Dataset records
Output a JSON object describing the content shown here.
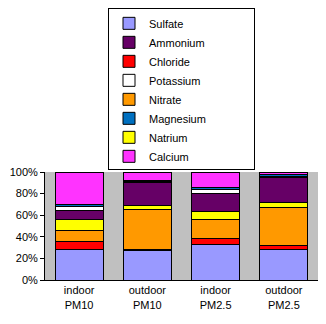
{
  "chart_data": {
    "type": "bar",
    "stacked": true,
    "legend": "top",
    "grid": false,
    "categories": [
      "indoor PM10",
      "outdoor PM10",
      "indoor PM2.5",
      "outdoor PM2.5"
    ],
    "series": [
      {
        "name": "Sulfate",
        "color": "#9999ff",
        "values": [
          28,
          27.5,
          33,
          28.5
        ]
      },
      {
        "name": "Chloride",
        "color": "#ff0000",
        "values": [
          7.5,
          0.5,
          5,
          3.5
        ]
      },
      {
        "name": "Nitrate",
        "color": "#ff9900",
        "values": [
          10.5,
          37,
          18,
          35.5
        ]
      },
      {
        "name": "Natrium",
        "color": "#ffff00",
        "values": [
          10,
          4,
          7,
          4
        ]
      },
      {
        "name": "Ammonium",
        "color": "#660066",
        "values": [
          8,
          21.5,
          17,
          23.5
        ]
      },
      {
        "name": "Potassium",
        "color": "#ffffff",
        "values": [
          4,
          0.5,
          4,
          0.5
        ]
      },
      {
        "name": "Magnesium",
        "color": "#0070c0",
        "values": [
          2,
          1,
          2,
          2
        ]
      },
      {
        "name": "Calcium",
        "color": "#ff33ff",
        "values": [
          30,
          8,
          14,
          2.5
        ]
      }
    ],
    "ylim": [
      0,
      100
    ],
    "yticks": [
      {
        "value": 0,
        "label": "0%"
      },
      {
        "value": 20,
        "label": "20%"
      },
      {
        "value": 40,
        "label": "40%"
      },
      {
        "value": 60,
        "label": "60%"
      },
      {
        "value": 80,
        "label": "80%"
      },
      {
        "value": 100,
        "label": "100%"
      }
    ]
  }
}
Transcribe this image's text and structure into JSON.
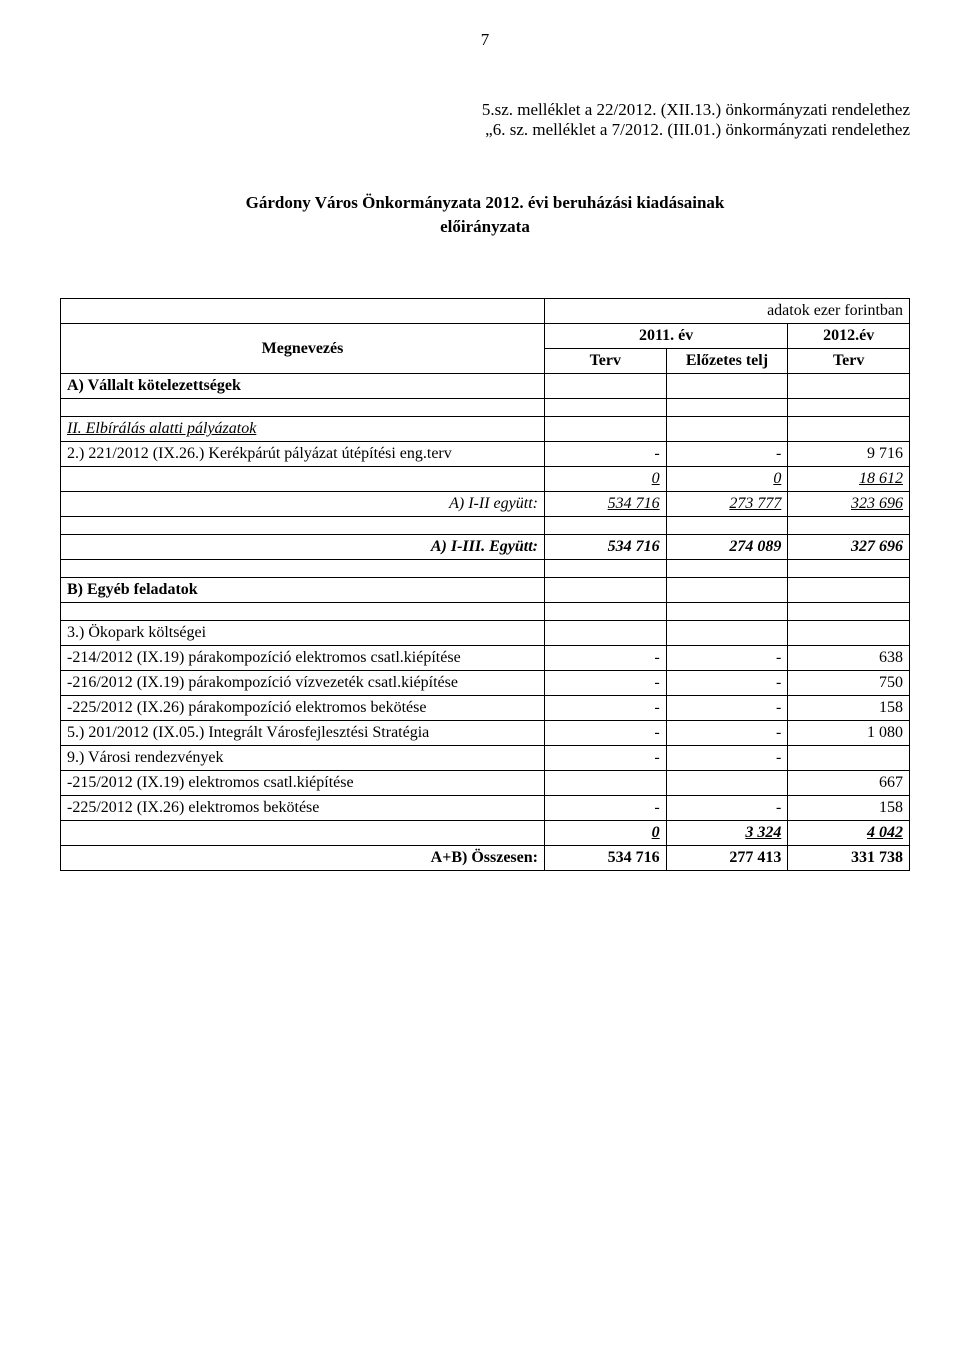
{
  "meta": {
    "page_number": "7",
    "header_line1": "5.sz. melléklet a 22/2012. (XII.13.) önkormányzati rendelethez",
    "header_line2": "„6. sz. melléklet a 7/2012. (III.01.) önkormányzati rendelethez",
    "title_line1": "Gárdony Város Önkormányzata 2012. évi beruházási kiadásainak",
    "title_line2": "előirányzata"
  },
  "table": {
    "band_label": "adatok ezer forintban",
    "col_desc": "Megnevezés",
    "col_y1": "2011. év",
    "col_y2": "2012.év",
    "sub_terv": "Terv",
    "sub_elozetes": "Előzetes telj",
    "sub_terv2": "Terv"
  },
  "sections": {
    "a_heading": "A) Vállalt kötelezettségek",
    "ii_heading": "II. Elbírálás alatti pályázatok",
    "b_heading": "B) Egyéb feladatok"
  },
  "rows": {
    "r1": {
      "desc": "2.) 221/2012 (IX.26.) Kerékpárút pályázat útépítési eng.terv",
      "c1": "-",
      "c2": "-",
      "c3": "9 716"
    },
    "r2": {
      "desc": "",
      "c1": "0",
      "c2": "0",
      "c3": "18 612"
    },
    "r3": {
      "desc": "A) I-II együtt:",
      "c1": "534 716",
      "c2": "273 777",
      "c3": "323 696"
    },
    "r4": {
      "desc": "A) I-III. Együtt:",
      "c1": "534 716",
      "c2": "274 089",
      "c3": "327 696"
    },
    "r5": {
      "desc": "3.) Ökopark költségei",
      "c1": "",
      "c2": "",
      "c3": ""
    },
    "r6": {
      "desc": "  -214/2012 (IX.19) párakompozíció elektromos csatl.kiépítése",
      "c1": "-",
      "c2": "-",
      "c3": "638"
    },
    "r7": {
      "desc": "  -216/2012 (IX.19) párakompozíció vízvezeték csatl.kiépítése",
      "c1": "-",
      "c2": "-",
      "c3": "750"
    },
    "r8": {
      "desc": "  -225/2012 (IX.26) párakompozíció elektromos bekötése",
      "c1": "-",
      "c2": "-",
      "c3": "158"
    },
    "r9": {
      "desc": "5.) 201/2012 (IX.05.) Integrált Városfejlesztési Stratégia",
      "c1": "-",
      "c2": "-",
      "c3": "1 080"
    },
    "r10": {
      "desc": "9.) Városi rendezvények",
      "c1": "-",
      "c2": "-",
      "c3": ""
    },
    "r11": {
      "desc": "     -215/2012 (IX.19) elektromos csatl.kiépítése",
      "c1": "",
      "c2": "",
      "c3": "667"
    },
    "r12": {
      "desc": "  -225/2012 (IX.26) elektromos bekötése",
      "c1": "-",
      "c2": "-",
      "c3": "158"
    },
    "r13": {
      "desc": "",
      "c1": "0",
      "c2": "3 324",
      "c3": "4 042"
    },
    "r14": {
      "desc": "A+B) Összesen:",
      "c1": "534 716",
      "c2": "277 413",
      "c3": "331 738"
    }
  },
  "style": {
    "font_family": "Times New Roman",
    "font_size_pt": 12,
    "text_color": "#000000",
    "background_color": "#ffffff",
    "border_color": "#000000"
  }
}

WORK TO BE COMPLETED: Transcribe the listing above verbatim. Omit the pictures.

OUTPUT OF THE TASK:
Output a JSON object describing the content shown here.
{
  "chart_data": {
    "type": "bar",
    "stacked": true,
    "legend": "top",
    "grid": false,
    "categories": [
      "indoor PM10",
      "outdoor PM10",
      "indoor PM2.5",
      "outdoor PM2.5"
    ],
    "series": [
      {
        "name": "Sulfate",
        "color": "#9999ff",
        "values": [
          28,
          27.5,
          33,
          28.5
        ]
      },
      {
        "name": "Chloride",
        "color": "#ff0000",
        "values": [
          7.5,
          0.5,
          5,
          3.5
        ]
      },
      {
        "name": "Nitrate",
        "color": "#ff9900",
        "values": [
          10.5,
          37,
          18,
          35.5
        ]
      },
      {
        "name": "Natrium",
        "color": "#ffff00",
        "values": [
          10,
          4,
          7,
          4
        ]
      },
      {
        "name": "Ammonium",
        "color": "#660066",
        "values": [
          8,
          21.5,
          17,
          23.5
        ]
      },
      {
        "name": "Potassium",
        "color": "#ffffff",
        "values": [
          4,
          0.5,
          4,
          0.5
        ]
      },
      {
        "name": "Magnesium",
        "color": "#0070c0",
        "values": [
          2,
          1,
          2,
          2
        ]
      },
      {
        "name": "Calcium",
        "color": "#ff33ff",
        "values": [
          30,
          8,
          14,
          2.5
        ]
      }
    ],
    "ylim": [
      0,
      100
    ],
    "yticks": [
      {
        "value": 0,
        "label": "0%"
      },
      {
        "value": 20,
        "label": "20%"
      },
      {
        "value": 40,
        "label": "40%"
      },
      {
        "value": 60,
        "label": "60%"
      },
      {
        "value": 80,
        "label": "80%"
      },
      {
        "value": 100,
        "label": "100%"
      }
    ]
  }
}
Transcribe this image's text and structure into JSON.
{
  "meta": {
    "page_number": "7",
    "header_line1": "5.sz. melléklet a 22/2012. (XII.13.) önkormányzati rendelethez",
    "header_line2": "„6. sz. melléklet a 7/2012. (III.01.) önkormányzati rendelethez",
    "title_line1": "Gárdony Város Önkormányzata 2012. évi beruházási kiadásainak",
    "title_line2": "előirányzata"
  },
  "table": {
    "band_label": "adatok ezer forintban",
    "col_desc": "Megnevezés",
    "col_y1": "2011. év",
    "col_y2": "2012.év",
    "sub_terv": "Terv",
    "sub_elozetes": "Előzetes telj",
    "sub_terv2": "Terv"
  },
  "sections": {
    "a_heading": "A) Vállalt kötelezettségek",
    "ii_heading": "II. Elbírálás alatti pályázatok",
    "b_heading": "B) Egyéb feladatok"
  },
  "rows": {
    "r1": {
      "desc": "2.) 221/2012 (IX.26.) Kerékpárút pályázat útépítési eng.terv",
      "c1": "-",
      "c2": "-",
      "c3": "9 716"
    },
    "r2": {
      "desc": "",
      "c1": "0",
      "c2": "0",
      "c3": "18 612"
    },
    "r3": {
      "desc": "A) I-II együtt:",
      "c1": "534 716",
      "c2": "273 777",
      "c3": "323 696"
    },
    "r4": {
      "desc": "A) I-III. Együtt:",
      "c1": "534 716",
      "c2": "274 089",
      "c3": "327 696"
    },
    "r5": {
      "desc": "3.) Ökopark költségei",
      "c1": "",
      "c2": "",
      "c3": ""
    },
    "r6": {
      "desc": "  -214/2012 (IX.19) párakompozíció elektromos csatl.kiépítése",
      "c1": "-",
      "c2": "-",
      "c3": "638"
    },
    "r7": {
      "desc": "  -216/2012 (IX.19) párakompozíció vízvezeték csatl.kiépítése",
      "c1": "-",
      "c2": "-",
      "c3": "750"
    },
    "r8": {
      "desc": "  -225/2012 (IX.26) párakompozíció elektromos bekötése",
      "c1": "-",
      "c2": "-",
      "c3": "158"
    },
    "r9": {
      "desc": "5.) 201/2012 (IX.05.) Integrált Városfejlesztési Stratégia",
      "c1": "-",
      "c2": "-",
      "c3": "1 080"
    },
    "r10": {
      "desc": "9.) Városi rendezvények",
      "c1": "-",
      "c2": "-",
      "c3": ""
    },
    "r11": {
      "desc": "     -215/2012 (IX.19) elektromos csatl.kiépítése",
      "c1": "",
      "c2": "",
      "c3": "667"
    },
    "r12": {
      "desc": "  -225/2012 (IX.26) elektromos bekötése",
      "c1": "-",
      "c2": "-",
      "c3": "158"
    },
    "r13": {
      "desc": "",
      "c1": "0",
      "c2": "3 324",
      "c3": "4 042"
    },
    "r14": {
      "desc": "A+B) Összesen:",
      "c1": "534 716",
      "c2": "277 413",
      "c3": "331 738"
    }
  },
  "style": {
    "font_family": "Times New Roman",
    "font_size_pt": 12,
    "text_color": "#000000",
    "background_color": "#ffffff",
    "border_color": "#000000"
  }
}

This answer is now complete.